WORK TO COMPLETE
Find the lines holding the string "boat" in the data, then copy all of them.

Data excerpts
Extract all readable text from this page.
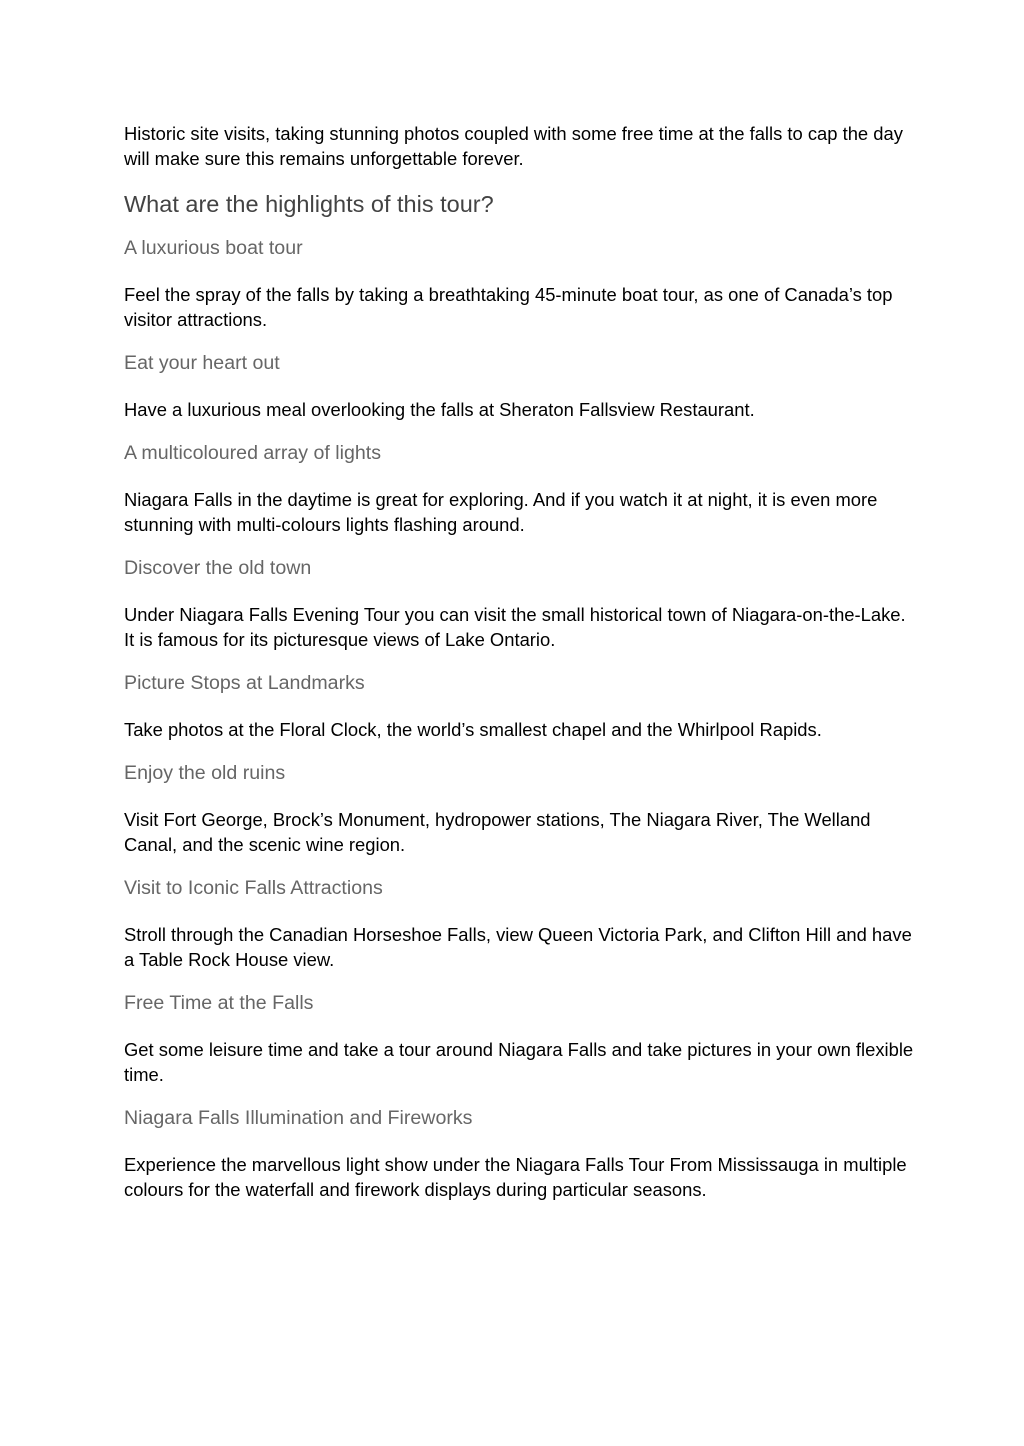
Historic site visits, taking stunning photos coupled with some free time at the falls to cap the day will make sure this remains unforgettable forever.

What are the highlights of this tour?
A luxurious boat tour

Feel the spray of the falls by taking a breathtaking 45-minute boat tour, as one of Canada’s top visitor attractions.

Eat your heart out

Have a luxurious meal overlooking the falls at Sheraton Fallsview Restaurant.

A multicoloured array of lights

Niagara Falls in the daytime is great for exploring. And if you watch it at night, it is even more stunning with multi-colours lights flashing around.

Discover the old town

Under Niagara Falls Evening Tour you can visit the small historical town of Niagara-on-the-Lake. It is famous for its picturesque views of Lake Ontario.

Picture Stops at Landmarks

Take photos at the Floral Clock, the world’s smallest chapel and the Whirlpool Rapids.

Enjoy the old ruins

Visit Fort George, Brock’s Monument, hydropower stations, The Niagara River, The Welland Canal, and the scenic wine region.

Visit to Iconic Falls Attractions

Stroll through the Canadian Horseshoe Falls, view Queen Victoria Park, and Clifton Hill and have a Table Rock House view.

Free Time at the Falls

Get some leisure time and take a tour around Niagara Falls and take pictures in your own flexible time.

Niagara Falls Illumination and Fireworks

Experience the marvellous light show under the Niagara Falls Tour From Mississauga in multiple colours for the waterfall and firework displays during particular seasons.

RIGHT ANSWER
A luxurious boat tour
Feel the spray of the falls by taking a breathtaking 45-minute boat tour, as one of Canada’s top visitor attractions.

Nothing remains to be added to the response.